• **Exercise task**
Your job is to restate each entry word for word.

• **Rows**
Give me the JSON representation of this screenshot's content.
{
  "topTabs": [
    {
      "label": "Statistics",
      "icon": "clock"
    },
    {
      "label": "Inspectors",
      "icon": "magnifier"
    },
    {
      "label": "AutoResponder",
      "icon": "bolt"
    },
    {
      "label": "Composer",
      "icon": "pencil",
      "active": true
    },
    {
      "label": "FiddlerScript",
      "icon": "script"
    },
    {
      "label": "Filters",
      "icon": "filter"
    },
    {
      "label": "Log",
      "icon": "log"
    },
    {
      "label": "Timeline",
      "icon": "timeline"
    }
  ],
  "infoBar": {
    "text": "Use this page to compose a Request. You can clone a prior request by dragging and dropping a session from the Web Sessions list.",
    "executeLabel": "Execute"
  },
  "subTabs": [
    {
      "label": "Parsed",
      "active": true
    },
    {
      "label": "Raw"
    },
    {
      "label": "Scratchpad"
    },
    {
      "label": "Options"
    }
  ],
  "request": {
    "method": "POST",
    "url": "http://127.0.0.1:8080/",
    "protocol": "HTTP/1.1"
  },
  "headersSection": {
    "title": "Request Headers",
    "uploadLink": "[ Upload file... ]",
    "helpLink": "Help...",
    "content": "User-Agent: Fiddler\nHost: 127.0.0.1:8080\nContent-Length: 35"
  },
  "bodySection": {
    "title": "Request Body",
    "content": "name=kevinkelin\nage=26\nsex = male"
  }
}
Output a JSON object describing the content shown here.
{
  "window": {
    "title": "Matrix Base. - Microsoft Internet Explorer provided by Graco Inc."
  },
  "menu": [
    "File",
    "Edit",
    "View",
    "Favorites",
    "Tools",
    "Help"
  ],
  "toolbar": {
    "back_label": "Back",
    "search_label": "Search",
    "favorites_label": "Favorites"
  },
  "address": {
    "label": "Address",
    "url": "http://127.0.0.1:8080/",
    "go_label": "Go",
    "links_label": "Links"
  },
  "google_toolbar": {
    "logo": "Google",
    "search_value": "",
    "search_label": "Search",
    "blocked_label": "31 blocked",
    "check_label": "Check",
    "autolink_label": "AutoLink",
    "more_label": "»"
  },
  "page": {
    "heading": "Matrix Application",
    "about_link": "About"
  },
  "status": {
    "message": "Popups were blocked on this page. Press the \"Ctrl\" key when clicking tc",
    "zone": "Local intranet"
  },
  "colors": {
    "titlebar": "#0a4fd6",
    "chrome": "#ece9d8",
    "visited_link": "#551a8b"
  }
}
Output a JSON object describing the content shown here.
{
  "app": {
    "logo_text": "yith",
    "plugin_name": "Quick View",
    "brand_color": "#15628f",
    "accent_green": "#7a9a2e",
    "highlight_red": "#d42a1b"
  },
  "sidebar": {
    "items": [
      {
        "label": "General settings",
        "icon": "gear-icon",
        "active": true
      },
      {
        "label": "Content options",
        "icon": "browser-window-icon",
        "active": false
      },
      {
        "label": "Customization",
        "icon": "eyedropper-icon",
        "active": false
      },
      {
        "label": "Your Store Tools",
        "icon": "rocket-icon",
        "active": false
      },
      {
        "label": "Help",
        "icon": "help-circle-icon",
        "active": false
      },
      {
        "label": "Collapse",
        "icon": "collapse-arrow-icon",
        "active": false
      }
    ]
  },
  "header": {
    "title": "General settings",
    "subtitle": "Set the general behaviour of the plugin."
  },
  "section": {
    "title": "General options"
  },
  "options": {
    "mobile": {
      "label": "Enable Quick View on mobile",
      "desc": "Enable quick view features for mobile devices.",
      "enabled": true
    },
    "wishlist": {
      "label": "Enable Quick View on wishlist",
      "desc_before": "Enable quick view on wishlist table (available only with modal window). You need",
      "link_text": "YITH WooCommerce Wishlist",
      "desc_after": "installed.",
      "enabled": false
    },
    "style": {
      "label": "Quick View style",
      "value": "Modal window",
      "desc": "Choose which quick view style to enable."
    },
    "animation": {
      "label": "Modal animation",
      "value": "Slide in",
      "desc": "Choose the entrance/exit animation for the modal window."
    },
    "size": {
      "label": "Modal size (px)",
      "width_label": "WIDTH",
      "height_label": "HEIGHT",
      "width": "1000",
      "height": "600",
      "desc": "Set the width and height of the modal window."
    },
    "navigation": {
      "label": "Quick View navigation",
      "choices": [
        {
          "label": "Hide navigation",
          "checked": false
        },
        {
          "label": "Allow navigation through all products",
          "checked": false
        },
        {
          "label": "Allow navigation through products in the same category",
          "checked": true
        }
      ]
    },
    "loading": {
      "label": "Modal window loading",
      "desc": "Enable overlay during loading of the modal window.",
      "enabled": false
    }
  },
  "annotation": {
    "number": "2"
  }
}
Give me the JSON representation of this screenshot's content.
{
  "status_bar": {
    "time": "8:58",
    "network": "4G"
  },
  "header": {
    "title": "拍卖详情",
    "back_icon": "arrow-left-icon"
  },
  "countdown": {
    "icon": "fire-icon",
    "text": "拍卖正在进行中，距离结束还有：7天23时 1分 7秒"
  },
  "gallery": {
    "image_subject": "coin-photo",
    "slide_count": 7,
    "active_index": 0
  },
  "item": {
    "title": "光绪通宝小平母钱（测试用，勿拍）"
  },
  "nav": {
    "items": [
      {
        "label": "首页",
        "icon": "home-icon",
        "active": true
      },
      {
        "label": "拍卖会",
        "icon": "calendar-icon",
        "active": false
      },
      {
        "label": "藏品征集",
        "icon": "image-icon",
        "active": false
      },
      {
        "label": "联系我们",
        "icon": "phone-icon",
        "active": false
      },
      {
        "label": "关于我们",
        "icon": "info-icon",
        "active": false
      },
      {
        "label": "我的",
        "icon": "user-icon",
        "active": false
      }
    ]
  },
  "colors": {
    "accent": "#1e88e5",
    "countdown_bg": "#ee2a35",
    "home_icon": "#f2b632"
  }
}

• **Solved problem**
Give me the JSON representation of this screenshot's content.
{
  "topTabs": [
    {
      "label": "Statistics",
      "icon": "clock"
    },
    {
      "label": "Inspectors",
      "icon": "magnifier"
    },
    {
      "label": "AutoResponder",
      "icon": "bolt"
    },
    {
      "label": "Composer",
      "icon": "pencil",
      "active": true
    },
    {
      "label": "FiddlerScript",
      "icon": "script"
    },
    {
      "label": "Filters",
      "icon": "filter"
    },
    {
      "label": "Log",
      "icon": "log"
    },
    {
      "label": "Timeline",
      "icon": "timeline"
    }
  ],
  "infoBar": {
    "text": "Use this page to compose a Request. You can clone a prior request by dragging and dropping a session from the Web Sessions list.",
    "executeLabel": "Execute"
  },
  "subTabs": [
    {
      "label": "Parsed",
      "active": true
    },
    {
      "label": "Raw"
    },
    {
      "label": "Scratchpad"
    },
    {
      "label": "Options"
    }
  ],
  "request": {
    "method": "POST",
    "url": "http://127.0.0.1:8080/",
    "protocol": "HTTP/1.1"
  },
  "headersSection": {
    "title": "Request Headers",
    "uploadLink": "[ Upload file... ]",
    "helpLink": "Help...",
    "content": "User-Agent: Fiddler\nHost: 127.0.0.1:8080\nContent-Length: 35"
  },
  "bodySection": {
    "title": "Request Body",
    "content": "name=kevinkelin\nage=26\nsex = male"
  }
}
Output a JSON object describing the content shown here.
{
  "window": {
    "title": "Matrix Base. - Microsoft Internet Explorer provided by Graco Inc."
  },
  "menu": [
    "File",
    "Edit",
    "View",
    "Favorites",
    "Tools",
    "Help"
  ],
  "toolbar": {
    "back_label": "Back",
    "search_label": "Search",
    "favorites_label": "Favorites"
  },
  "address": {
    "label": "Address",
    "url": "http://127.0.0.1:8080/",
    "go_label": "Go",
    "links_label": "Links"
  },
  "google_toolbar": {
    "logo": "Google",
    "search_value": "",
    "search_label": "Search",
    "blocked_label": "31 blocked",
    "check_label": "Check",
    "autolink_label": "AutoLink",
    "more_label": "»"
  },
  "page": {
    "heading": "Matrix Application",
    "about_link": "About"
  },
  "status": {
    "message": "Popups were blocked on this page. Press the \"Ctrl\" key when clicking tc",
    "zone": "Local intranet"
  },
  "colors": {
    "titlebar": "#0a4fd6",
    "chrome": "#ece9d8",
    "visited_link": "#551a8b"
  }
}
Output a JSON object describing the content shown here.
{
  "app": {
    "logo_text": "yith",
    "plugin_name": "Quick View",
    "brand_color": "#15628f",
    "accent_green": "#7a9a2e",
    "highlight_red": "#d42a1b"
  },
  "sidebar": {
    "items": [
      {
        "label": "General settings",
        "icon": "gear-icon",
        "active": true
      },
      {
        "label": "Content options",
        "icon": "browser-window-icon",
        "active": false
      },
      {
        "label": "Customization",
        "icon": "eyedropper-icon",
        "active": false
      },
      {
        "label": "Your Store Tools",
        "icon": "rocket-icon",
        "active": false
      },
      {
        "label": "Help",
        "icon": "help-circle-icon",
        "active": false
      },
      {
        "label": "Collapse",
        "icon": "collapse-arrow-icon",
        "active": false
      }
    ]
  },
  "header": {
    "title": "General settings",
    "subtitle": "Set the general behaviour of the plugin."
  },
  "section": {
    "title": "General options"
  },
  "options": {
    "mobile": {
      "label": "Enable Quick View on mobile",
      "desc": "Enable quick view features for mobile devices.",
      "enabled": true
    },
    "wishlist": {
      "label": "Enable Quick View on wishlist",
      "desc_before": "Enable quick view on wishlist table (available only with modal window). You need",
      "link_text": "YITH WooCommerce Wishlist",
      "desc_after": "installed.",
      "enabled": false
    },
    "style": {
      "label": "Quick View style",
      "value": "Modal window",
      "desc": "Choose which quick view style to enable."
    },
    "animation": {
      "label": "Modal animation",
      "value": "Slide in",
      "desc": "Choose the entrance/exit animation for the modal window."
    },
    "size": {
      "label": "Modal size (px)",
      "width_label": "WIDTH",
      "height_label": "HEIGHT",
      "width": "1000",
      "height": "600",
      "desc": "Set the width and height of the modal window."
    },
    "navigation": {
      "label": "Quick View navigation",
      "choices": [
        {
          "label": "Hide navigation",
          "checked": false
        },
        {
          "label": "Allow navigation through all products",
          "checked": false
        },
        {
          "label": "Allow navigation through products in the same category",
          "checked": true
        }
      ]
    },
    "loading": {
      "label": "Modal window loading",
      "desc": "Enable overlay during loading of the modal window.",
      "enabled": false
    }
  },
  "annotation": {
    "number": "2"
  }
}
Give me the JSON representation of this screenshot's content.
{
  "status_bar": {
    "time": "8:58",
    "network": "4G"
  },
  "header": {
    "title": "拍卖详情",
    "back_icon": "arrow-left-icon"
  },
  "countdown": {
    "icon": "fire-icon",
    "text": "拍卖正在进行中，距离结束还有：7天23时 1分 7秒"
  },
  "gallery": {
    "image_subject": "coin-photo",
    "slide_count": 7,
    "active_index": 0
  },
  "item": {
    "title": "光绪通宝小平母钱（测试用，勿拍）"
  },
  "nav": {
    "items": [
      {
        "label": "首页",
        "icon": "home-icon",
        "active": true
      },
      {
        "label": "拍卖会",
        "icon": "calendar-icon",
        "active": false
      },
      {
        "label": "藏品征集",
        "icon": "image-icon",
        "active": false
      },
      {
        "label": "联系我们",
        "icon": "phone-icon",
        "active": false
      },
      {
        "label": "关于我们",
        "icon": "info-icon",
        "active": false
      },
      {
        "label": "我的",
        "icon": "user-icon",
        "active": false
      }
    ]
  },
  "colors": {
    "accent": "#1e88e5",
    "countdown_bg": "#ee2a35",
    "home_icon": "#f2b632"
  }
}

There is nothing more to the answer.